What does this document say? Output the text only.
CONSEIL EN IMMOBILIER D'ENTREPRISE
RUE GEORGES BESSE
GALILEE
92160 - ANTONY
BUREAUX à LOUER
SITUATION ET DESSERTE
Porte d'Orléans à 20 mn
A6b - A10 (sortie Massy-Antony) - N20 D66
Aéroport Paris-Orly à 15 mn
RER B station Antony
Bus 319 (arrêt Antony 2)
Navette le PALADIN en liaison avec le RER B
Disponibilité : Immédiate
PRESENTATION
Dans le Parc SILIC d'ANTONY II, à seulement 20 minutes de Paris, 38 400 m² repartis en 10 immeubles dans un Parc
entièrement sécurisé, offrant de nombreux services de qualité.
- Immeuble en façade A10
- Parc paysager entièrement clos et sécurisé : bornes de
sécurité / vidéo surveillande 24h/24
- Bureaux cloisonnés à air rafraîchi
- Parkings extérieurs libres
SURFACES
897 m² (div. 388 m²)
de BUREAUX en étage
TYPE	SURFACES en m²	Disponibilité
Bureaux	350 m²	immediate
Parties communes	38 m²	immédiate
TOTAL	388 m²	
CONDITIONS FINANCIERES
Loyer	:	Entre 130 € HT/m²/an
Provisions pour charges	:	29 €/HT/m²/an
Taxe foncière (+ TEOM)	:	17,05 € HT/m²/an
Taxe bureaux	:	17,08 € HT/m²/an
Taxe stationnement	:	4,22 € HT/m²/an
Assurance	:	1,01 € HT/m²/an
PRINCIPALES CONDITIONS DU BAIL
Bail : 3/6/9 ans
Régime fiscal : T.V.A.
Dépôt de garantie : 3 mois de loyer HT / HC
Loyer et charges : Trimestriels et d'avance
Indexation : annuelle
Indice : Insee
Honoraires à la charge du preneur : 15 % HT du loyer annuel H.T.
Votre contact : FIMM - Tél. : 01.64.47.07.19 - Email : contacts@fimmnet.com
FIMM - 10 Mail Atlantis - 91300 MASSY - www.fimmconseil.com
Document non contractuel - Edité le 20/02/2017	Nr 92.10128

◇ ◇ ◇ ◇

= Goal =
Report only the number of lines in the data above that contain "Disponibilité".

= Exercise solution =
2